WHAT IS ASKED
1. Condense the paragraph beginning "The selling price of the property was" from the land sale notice into a short bulleted list that keeps its main figures.
2. According to the land sale notice, who bought the parcel?

SOURCE

(begin)

On November 4, 2009, Girls' Life Plantation Parcel, LLC ("Seller"), a wholly- owned subsidiary of Monarch Services, Inc. (the "Registrant"), sold a parcel containing approximately 13 acres of land, plus the building and improvements thereon erected (the "Property") owned by the seller to Baltimore County, Maryland, Bureau of Land Acquisition (the "Buyer") pursuant to a Contract of Sale Agreement revised July 15, 2009 by and among the Seller, Buyer and Registrant.
The selling price of the property was $624,000. After credit for property taxes paid by the Company, the gross amount received from the sale was $626,115.00. Other expenses paid by the Company in advance of the sale included attorney fees, engineering consultant fees, excavating fees and surveying fees in the amount of approximately $78,000.
The Registrant intends to distribute the proceeds received from the Seller in respect of the asset sale to stockholders after the sale of its remaining assets, and after satisfying all outstanding indebtedness and complying with all corporate and regulatory requirements.
The Company will begin the process of distributing its cash assets to stockholders after satisfying all outstanding indebtedness and complying with all corporate and regulatory requirements.

(end)

[Records from a dataset]
(begin)

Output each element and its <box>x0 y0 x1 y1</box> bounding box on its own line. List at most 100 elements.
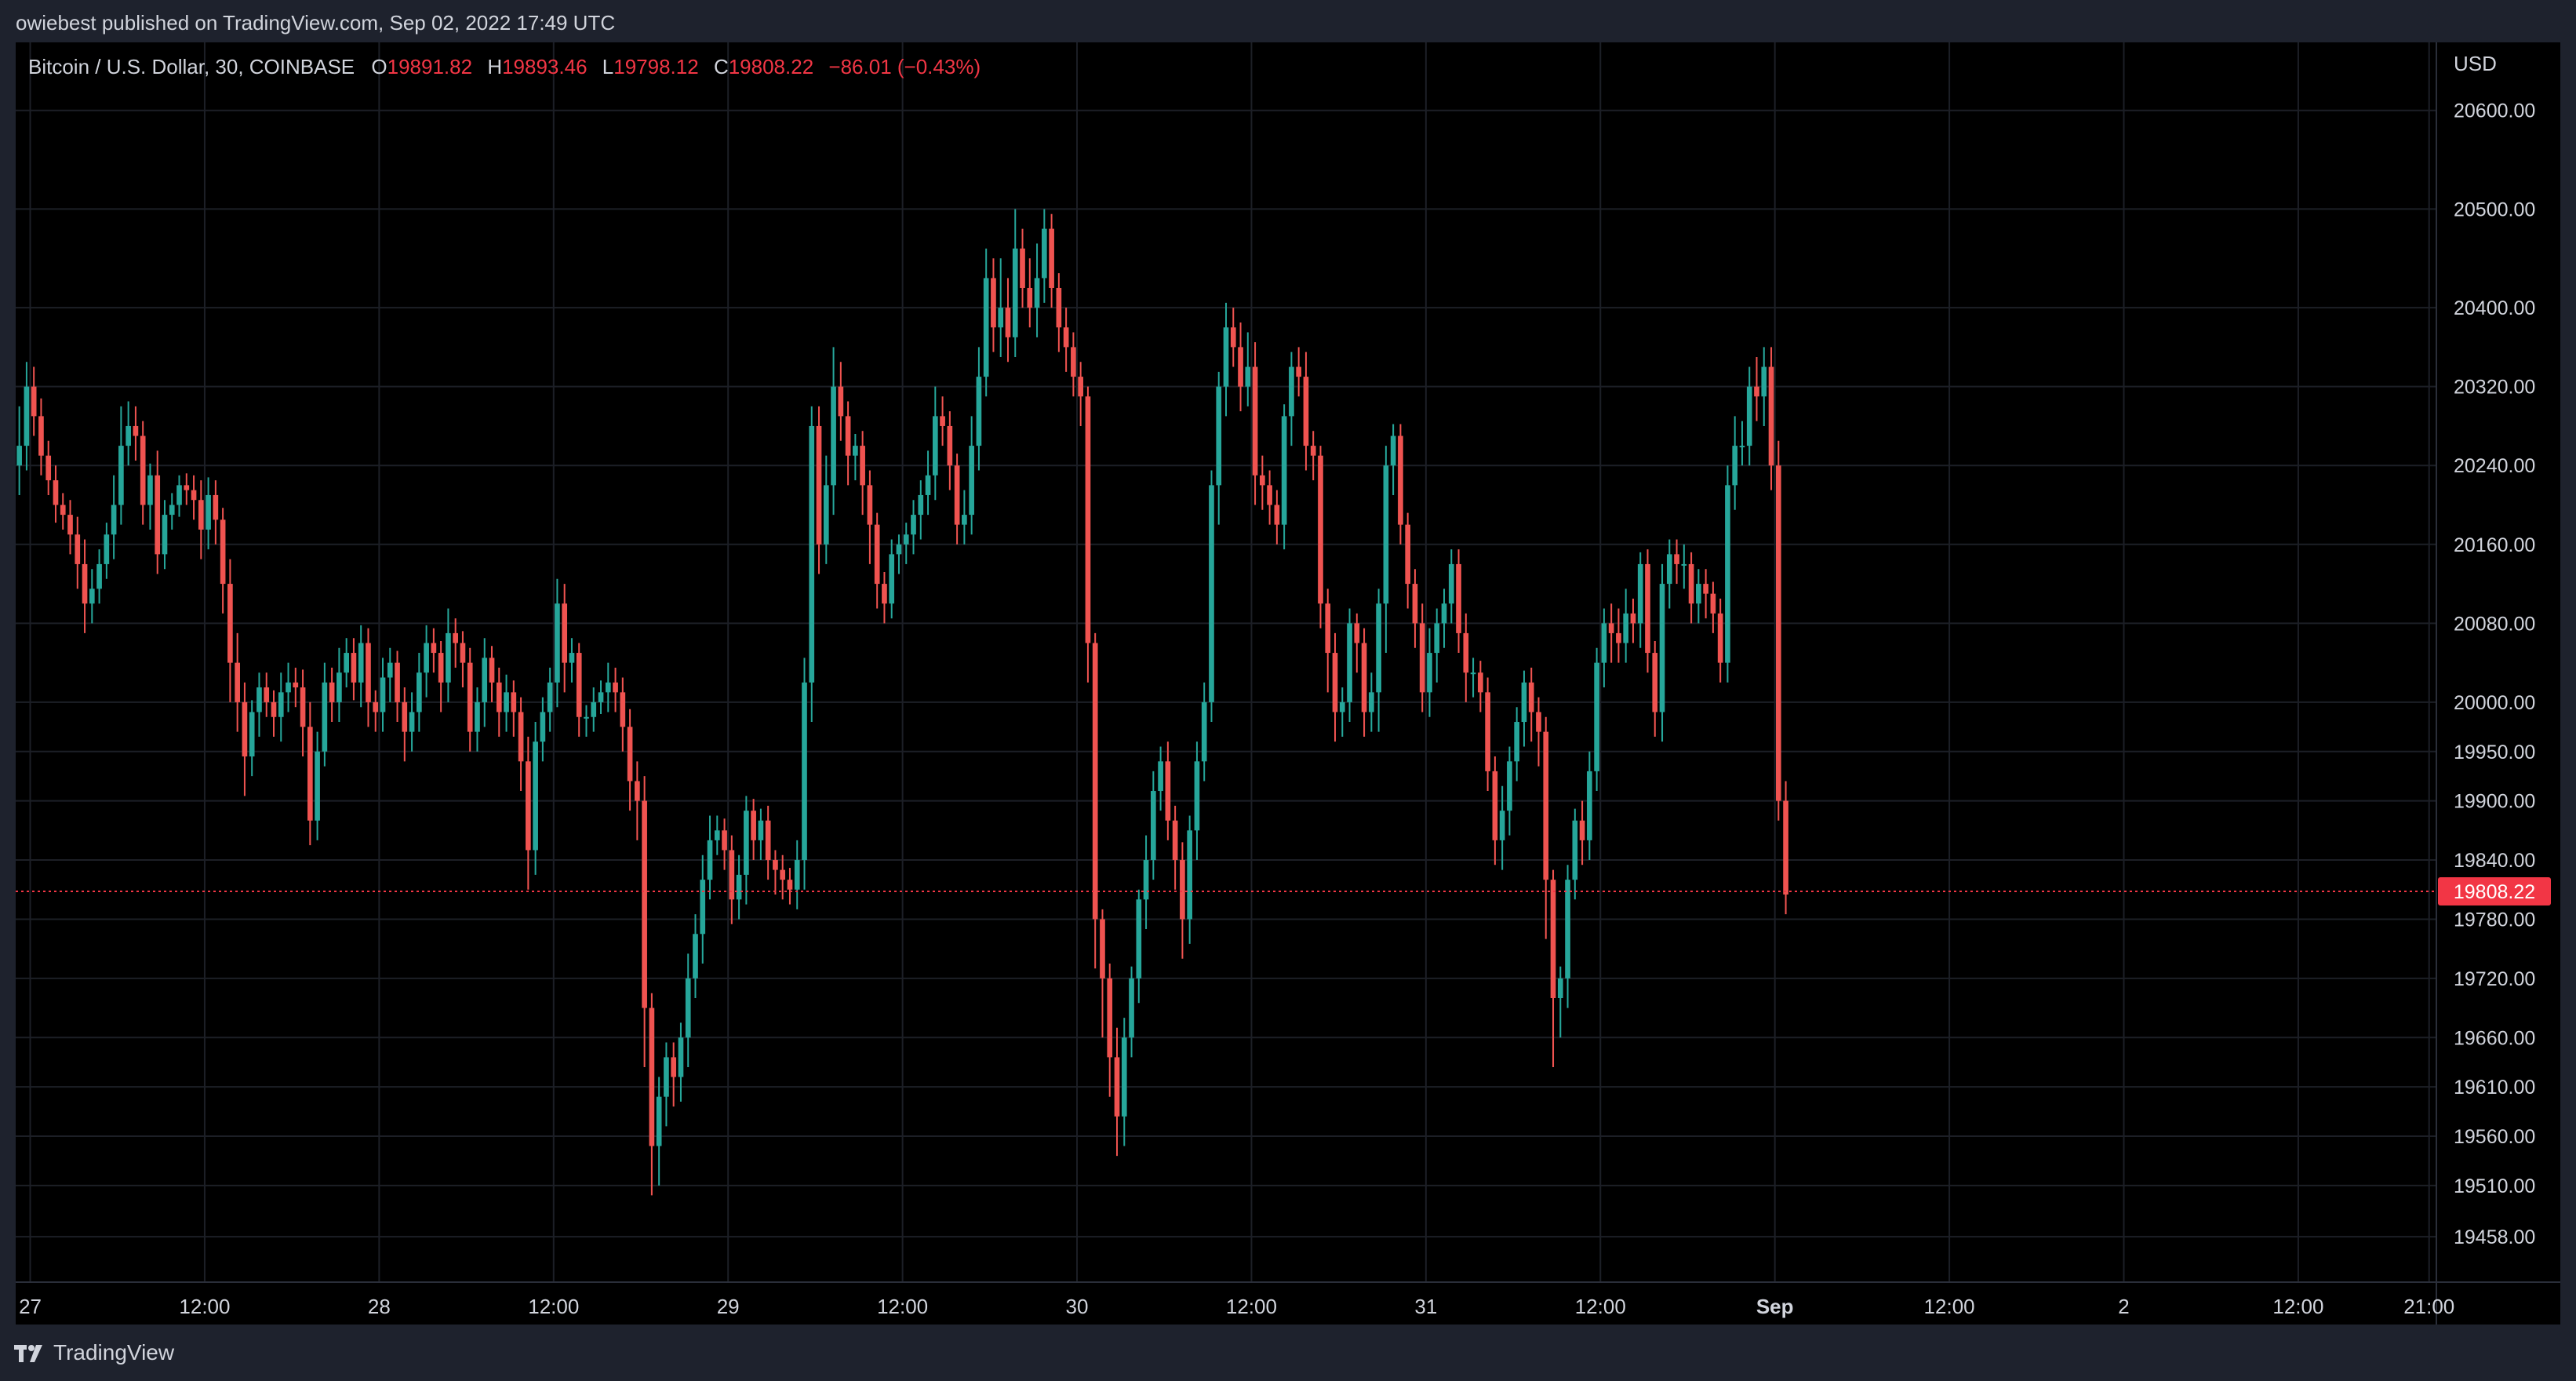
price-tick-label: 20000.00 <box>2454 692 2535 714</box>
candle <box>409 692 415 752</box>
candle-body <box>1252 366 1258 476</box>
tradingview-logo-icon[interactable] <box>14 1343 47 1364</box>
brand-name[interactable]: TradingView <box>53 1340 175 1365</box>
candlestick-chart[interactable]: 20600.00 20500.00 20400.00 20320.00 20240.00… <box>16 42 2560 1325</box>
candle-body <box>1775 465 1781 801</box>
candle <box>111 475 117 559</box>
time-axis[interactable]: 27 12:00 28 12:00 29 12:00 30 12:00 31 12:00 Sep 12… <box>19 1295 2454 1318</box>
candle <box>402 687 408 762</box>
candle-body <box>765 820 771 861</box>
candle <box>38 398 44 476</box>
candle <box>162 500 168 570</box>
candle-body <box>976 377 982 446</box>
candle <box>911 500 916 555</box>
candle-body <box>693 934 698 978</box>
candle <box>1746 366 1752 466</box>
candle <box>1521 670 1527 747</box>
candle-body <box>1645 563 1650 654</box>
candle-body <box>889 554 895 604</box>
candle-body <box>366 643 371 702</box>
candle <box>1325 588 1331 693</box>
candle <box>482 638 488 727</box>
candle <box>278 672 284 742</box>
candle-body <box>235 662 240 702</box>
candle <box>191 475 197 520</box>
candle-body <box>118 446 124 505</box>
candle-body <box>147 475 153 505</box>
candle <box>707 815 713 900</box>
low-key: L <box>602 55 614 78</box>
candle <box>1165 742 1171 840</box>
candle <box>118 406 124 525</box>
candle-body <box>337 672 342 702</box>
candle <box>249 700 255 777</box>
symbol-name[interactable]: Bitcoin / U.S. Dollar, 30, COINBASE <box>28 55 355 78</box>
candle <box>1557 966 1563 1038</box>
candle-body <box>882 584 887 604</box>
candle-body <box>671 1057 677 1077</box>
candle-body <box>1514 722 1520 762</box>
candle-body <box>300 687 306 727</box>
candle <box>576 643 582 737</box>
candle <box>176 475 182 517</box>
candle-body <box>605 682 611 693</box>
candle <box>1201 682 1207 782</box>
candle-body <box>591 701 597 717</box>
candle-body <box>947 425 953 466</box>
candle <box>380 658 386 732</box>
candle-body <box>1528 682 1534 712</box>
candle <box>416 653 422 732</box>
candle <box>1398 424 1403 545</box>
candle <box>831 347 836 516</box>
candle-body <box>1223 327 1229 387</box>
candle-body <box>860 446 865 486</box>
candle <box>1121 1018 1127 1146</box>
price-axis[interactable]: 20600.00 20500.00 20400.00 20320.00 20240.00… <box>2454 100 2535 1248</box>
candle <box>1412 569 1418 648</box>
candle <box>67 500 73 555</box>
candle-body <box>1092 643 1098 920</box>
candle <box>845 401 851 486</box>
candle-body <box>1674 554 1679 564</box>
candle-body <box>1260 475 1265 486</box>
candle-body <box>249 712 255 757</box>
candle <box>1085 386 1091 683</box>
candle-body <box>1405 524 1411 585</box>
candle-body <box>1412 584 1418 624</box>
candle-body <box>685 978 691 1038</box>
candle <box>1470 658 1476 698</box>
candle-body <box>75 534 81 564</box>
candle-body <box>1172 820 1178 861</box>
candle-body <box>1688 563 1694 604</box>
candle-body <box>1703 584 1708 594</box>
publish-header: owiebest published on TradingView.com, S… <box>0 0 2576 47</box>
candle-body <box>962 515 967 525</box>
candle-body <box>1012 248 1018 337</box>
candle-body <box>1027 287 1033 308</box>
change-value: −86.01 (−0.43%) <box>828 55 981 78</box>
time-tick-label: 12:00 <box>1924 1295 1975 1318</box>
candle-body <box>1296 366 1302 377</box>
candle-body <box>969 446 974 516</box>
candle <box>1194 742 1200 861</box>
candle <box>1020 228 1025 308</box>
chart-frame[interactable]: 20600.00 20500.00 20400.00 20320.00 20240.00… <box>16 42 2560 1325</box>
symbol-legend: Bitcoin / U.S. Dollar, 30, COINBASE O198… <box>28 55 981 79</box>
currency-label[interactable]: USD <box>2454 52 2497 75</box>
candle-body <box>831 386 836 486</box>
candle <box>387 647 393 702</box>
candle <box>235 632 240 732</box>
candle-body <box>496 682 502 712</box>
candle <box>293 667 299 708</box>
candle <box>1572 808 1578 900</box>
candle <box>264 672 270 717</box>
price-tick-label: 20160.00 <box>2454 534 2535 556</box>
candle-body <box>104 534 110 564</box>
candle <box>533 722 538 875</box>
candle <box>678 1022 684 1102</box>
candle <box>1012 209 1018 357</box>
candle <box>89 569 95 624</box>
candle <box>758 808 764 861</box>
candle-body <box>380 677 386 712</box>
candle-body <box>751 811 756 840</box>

(end)

THE ANSWERS
1.
- Selling price: $624,000
- Gross amount received after credit for property taxes paid by the Company: $626,115.00
- Expenses paid before the sale (attorney, engineering consultant, excavating and surveying fees): about $78,000

2. Baltimore County, Maryland, Bureau of Land Acquisition.